Dataset:
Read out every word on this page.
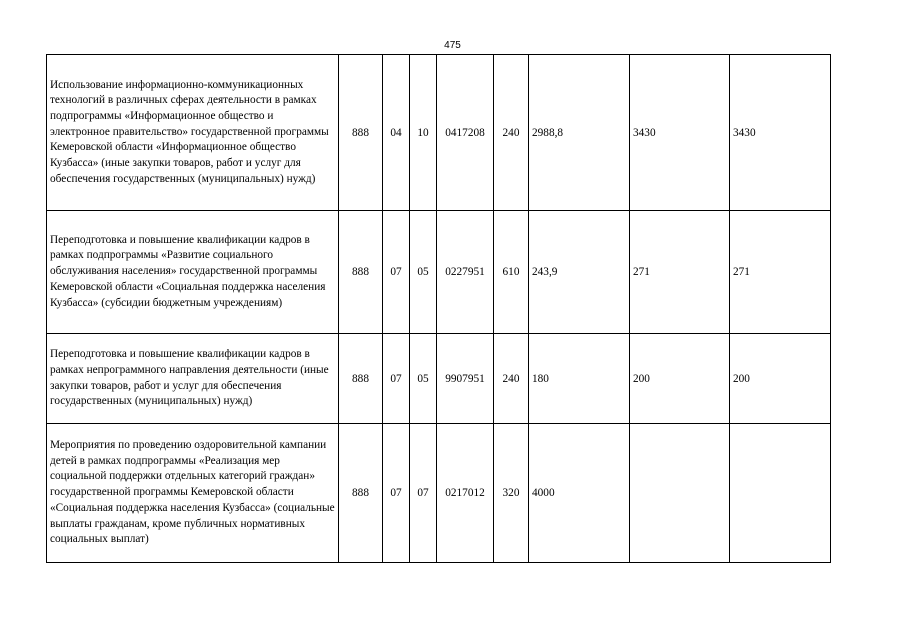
475
Использование информационно-коммуникационных технологий в различных сферах деятельности в рамках подпрограммы «Информационное общество и электронное правительство» государственной программы Кемеровской области «Информационное общество Кузбасса» (иные закупки товаров, работ и услуг для обеспечения государственных (муниципальных) нужд)	888	04	10	0417208	240	2988,8	3430	3430
Переподготовка и повышение квалификации кадров в рамках подпрограммы «Развитие социального обслуживания населения» государственной программы Кемеровской области «Социальная поддержка населения Кузбасса» (субсидии бюджетным учреждениям)	888	07	05	0227951	610	243,9	271	271
Переподготовка и повышение квалификации кадров в рамках непрограммного направления деятельности (иные закупки товаров, работ и услуг для обеспечения государственных (муниципальных) нужд)	888	07	05	9907951	240	180	200	200
Мероприятия по проведению оздоровительной кампании детей в рамках подпрограммы «Реализация мер социальной поддержки отдельных категорий граждан» государственной программы Кемеровской области «Социальная поддержка населения Кузбасса» (социальные выплаты гражданам, кроме публичных нормативных социальных выплат)	888	07	07	0217012	320	4000		
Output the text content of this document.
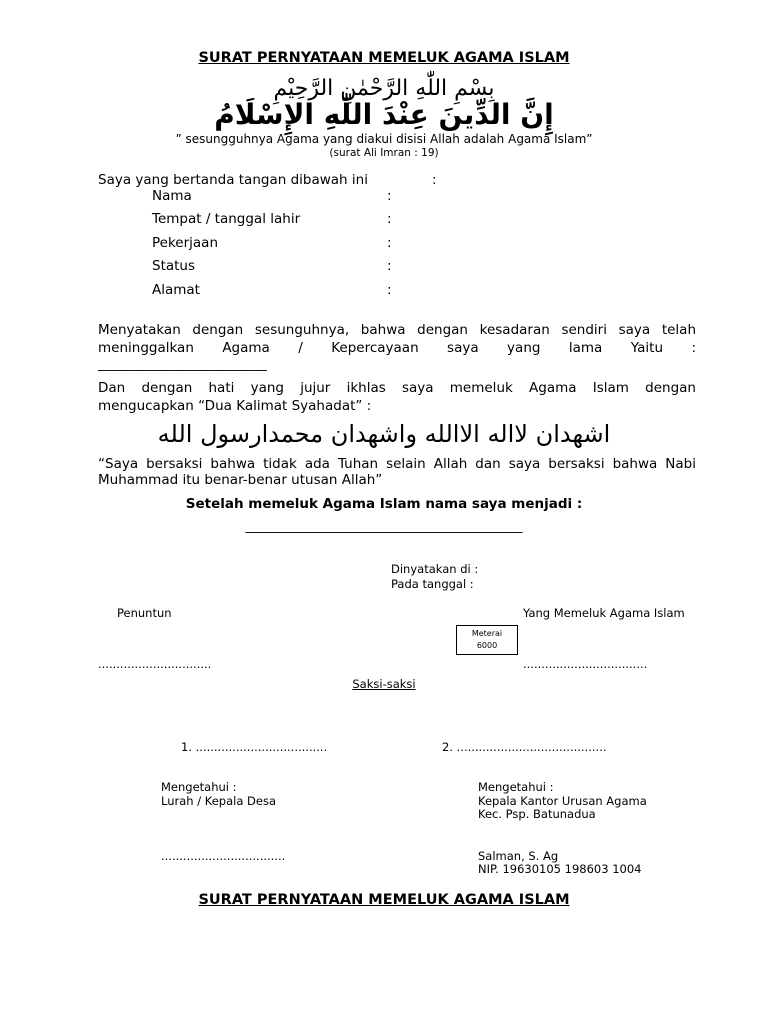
SURAT PERNYATAAN MEMELUK AGAMA ISLAM
بِسْمِ اللّٰهِ الرَّحْمٰنِ الرَّحِيْمِ
إِنَّ الدِّينَ عِنْدَ اللّٰهِ الإِسْلَامُ
” sesungguhnya Agama yang diakui disisi Allah adalah Agama Islam”
(surat Ali Imran : 19)
Saya yang bertanda tangan dibawah ini	:
Nama	:
Tempat / tanggal lahir	:
Pekerjaan	:
Status	:
Alamat	:
Menyatakan dengan sesunguhnya, bahwa dengan kesadaran sendiri saya telah
meninggalkan Agama / Kepercayaan saya yang lama Yaitu :
_________________________
Dan dengan hati yang jujur ikhlas saya memeluk Agama Islam dengan
mengucapkan “Dua Kalimat Syahadat” :
اشهدان لااله الاالله واشهدان محمدارسول الله
“Saya bersaksi bahwa tidak ada Tuhan selain Allah dan saya bersaksi bahwa Nabi
Muhammad itu benar-benar utusan Allah”
Setelah memeluk Agama Islam nama saya menjadi :
_________________________________________
Dinyatakan di :
Pada tanggal :
Penuntun	Yang Memeluk Agama Islam
Meterai
6000
...............................	..................................
Saksi-saksi
1. ....................................	2. .........................................
Mengetahui :
Lurah / Kepala Desa
..................................
Mengetahui :
Kepala Kantor Urusan Agama
Kec. Psp. Batunadua
Salman, S. Ag
NIP. 19630105 198603 1004
SURAT PERNYATAAN MEMELUK AGAMA ISLAM
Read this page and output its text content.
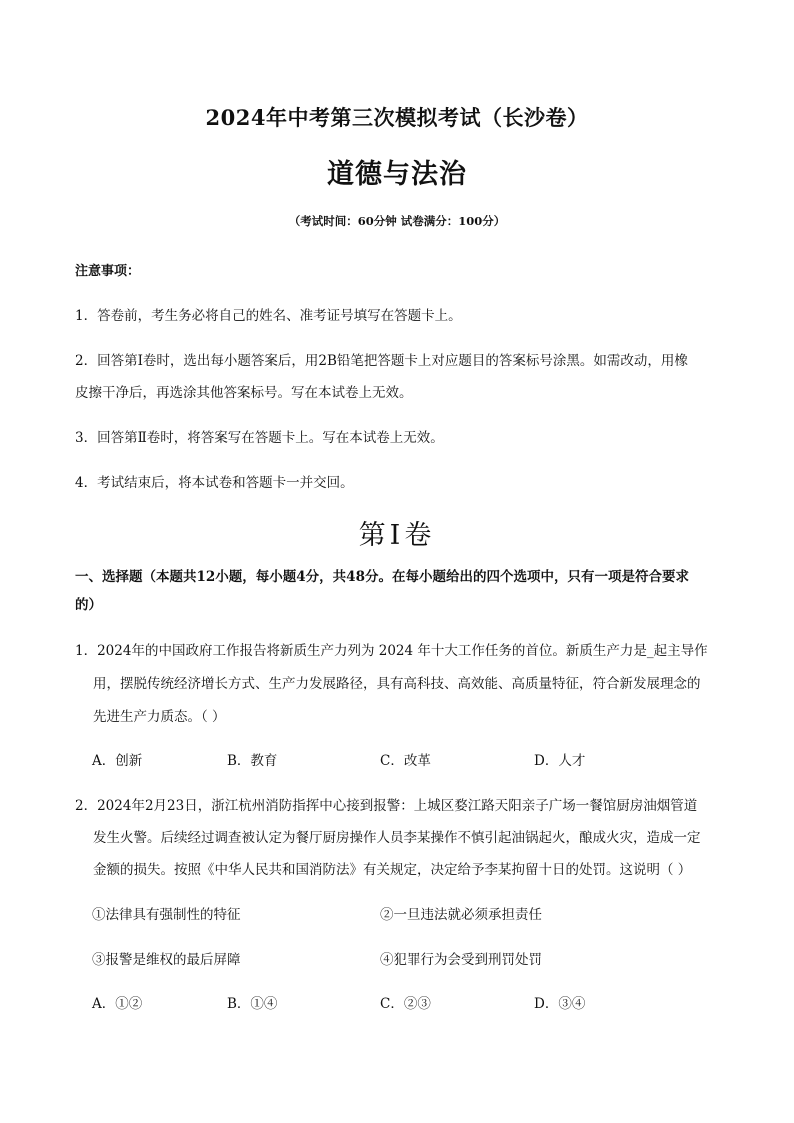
2024年中考第三次模拟考试（长沙卷）
道德与法治
（考试时间：60分钟 试卷满分：100分）
注意事项：
1．答卷前，考生务必将自己的姓名、准考证号填写在答题卡上。
2．回答第Ⅰ卷时，选出每小题答案后，用2B铅笔把答题卡上对应题目的答案标号涂黑。如需改动，用橡
皮擦干净后，再选涂其他答案标号。写在本试卷上无效。
3．回答第Ⅱ卷时，将答案写在答题卡上。写在本试卷上无效。
4．考试结束后，将本试卷和答题卡一并交回。
第Ⅰ卷
一、选择题（本题共12小题，每小题4分，共48分。在每小题给出的四个选项中，只有一项是符合要求
的）
1．2024年的中国政府工作报告将新质生产力列为 2024 年十大工作任务的首位。新质生产力是_起主导作
用，摆脱传统经济增长方式、生产力发展路径，具有高科技、高效能、高质量特征，符合新发展理念的
先进生产力质态。（ ）
A．创新	B．教育	C．改革	D．人才
2．2024年2月23日，浙江杭州消防指挥中心接到报警：上城区婺江路天阳亲子广场一餐馆厨房油烟管道
发生火警。后续经过调查被认定为餐厅厨房操作人员李某操作不慎引起油锅起火，酿成火灾，造成一定
金额的损失。按照《中华人民共和国消防法》有关规定，决定给予李某拘留十日的处罚。这说明（ ）
①法律具有强制性的特征	②一旦违法就必须承担责任
③报警是维权的最后屏障	④犯罪行为会受到刑罚处罚
A．①②	B．①④	C．②③	D．③④
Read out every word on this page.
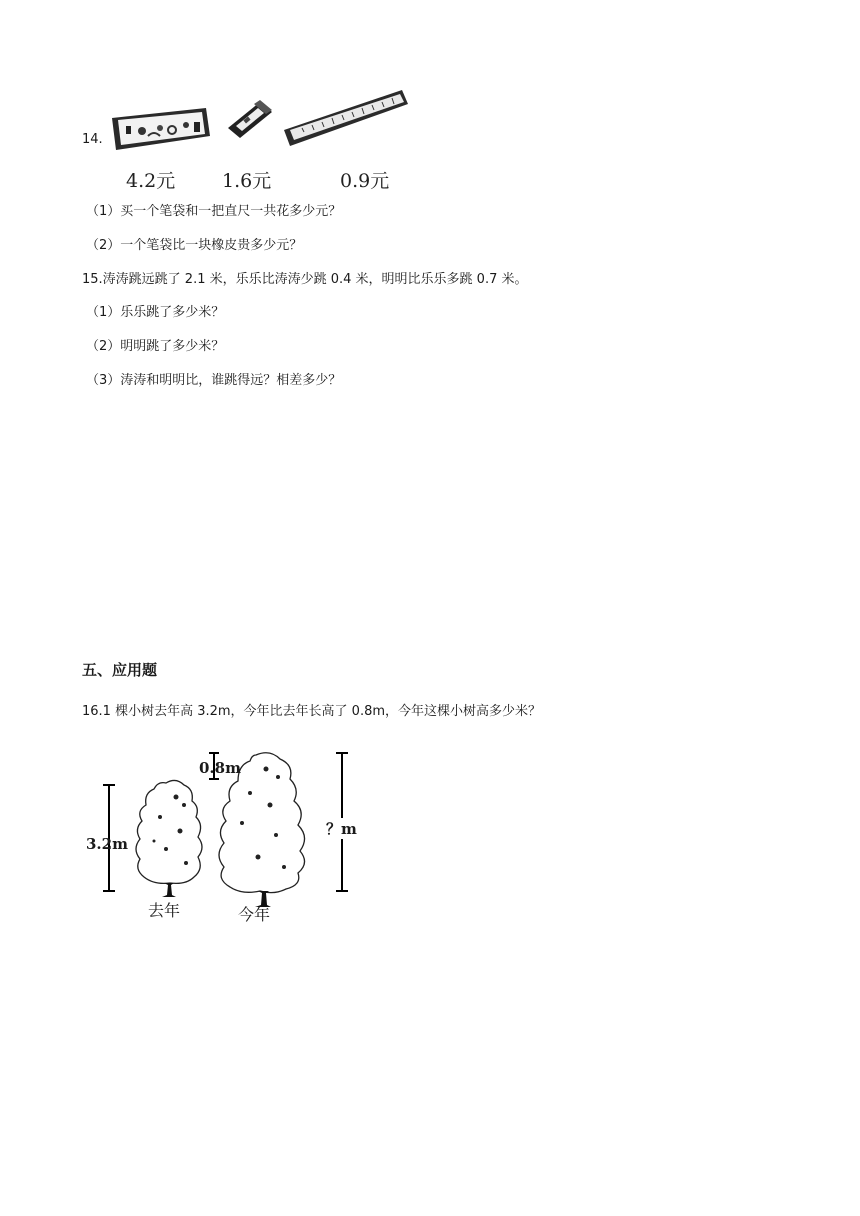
14.
4.2元 1.6元	0.9元
（1）买一个笔袋和一把直尺一共花多少元？
（2）一个笔袋比一块橡皮贵多少元？
15.涛涛跳远跳了 2.1 米，乐乐比涛涛少跳 0.4 米，明明比乐乐多跳 0.7 米。
（1）乐乐跳了多少米？
（2）明明跳了多少米？
（3）涛涛和明明比，谁跳得远？相差多少？
五、应用题
16.1 棵小树去年高 3.2m，今年比去年长高了 0.8m，今年这棵小树高多少米？
3.2m
0.8m
？m
去年	今年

Exercise brief: Pick out each line containing the string "услуг" and copy it.

In response:
Использование информационно-коммуникационных технологий в различных сферах деятельности в рамках подпрограммы «Информационное общество и электронное правительство» государственной программы Кемеровской области «Информационное общество Кузбасса» (иные закупки товаров, работ и услуг для обеспечения государственных (муниципальных) нужд)	888	04	10	0417208	240	2988,8	3430	3430
Переподготовка и повышение квалификации кадров в рамках непрограммного направления деятельности (иные закупки товаров, работ и услуг для обеспечения государственных (муниципальных) нужд)	888	07	05	9907951	240	180	200	200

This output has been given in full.